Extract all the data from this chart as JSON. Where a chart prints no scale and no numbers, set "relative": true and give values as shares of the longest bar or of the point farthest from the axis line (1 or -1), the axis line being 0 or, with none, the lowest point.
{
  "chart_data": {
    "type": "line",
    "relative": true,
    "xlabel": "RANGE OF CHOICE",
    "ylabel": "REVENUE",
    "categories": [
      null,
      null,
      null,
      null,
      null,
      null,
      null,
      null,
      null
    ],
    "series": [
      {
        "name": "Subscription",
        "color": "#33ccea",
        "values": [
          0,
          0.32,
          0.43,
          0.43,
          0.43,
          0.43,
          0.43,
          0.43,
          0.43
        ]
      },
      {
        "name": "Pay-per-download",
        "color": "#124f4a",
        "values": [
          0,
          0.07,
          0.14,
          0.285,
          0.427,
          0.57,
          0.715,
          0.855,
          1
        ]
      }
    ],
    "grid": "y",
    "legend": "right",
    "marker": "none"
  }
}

☆ ☆ ☆ ☆ ☆ ☆ ☆

## CHALLENGE
Give the records above again, word for word.

## SOLUTION FOR THIS PROBLEM
Extract all the data from this chart as JSON. Where a chart prints no scale and no numbers, set "relative": true and give values as shares of the longest bar or of the point farthest from the axis line (1 or -1), the axis line being 0 or, with none, the lowest point.
{
  "chart_data": {
    "type": "line",
    "relative": true,
    "xlabel": "RANGE OF CHOICE",
    "ylabel": "REVENUE",
    "categories": [
      null,
      null,
      null,
      null,
      null,
      null,
      null,
      null,
      null
    ],
    "series": [
      {
        "name": "Subscription",
        "color": "#33ccea",
        "values": [
          0,
          0.32,
          0.43,
          0.43,
          0.43,
          0.43,
          0.43,
          0.43,
          0.43
        ]
      },
      {
        "name": "Pay-per-download",
        "color": "#124f4a",
        "values": [
          0,
          0.07,
          0.14,
          0.285,
          0.427,
          0.57,
          0.715,
          0.855,
          1
        ]
      }
    ],
    "grid": "y",
    "legend": "right",
    "marker": "none"
  }
}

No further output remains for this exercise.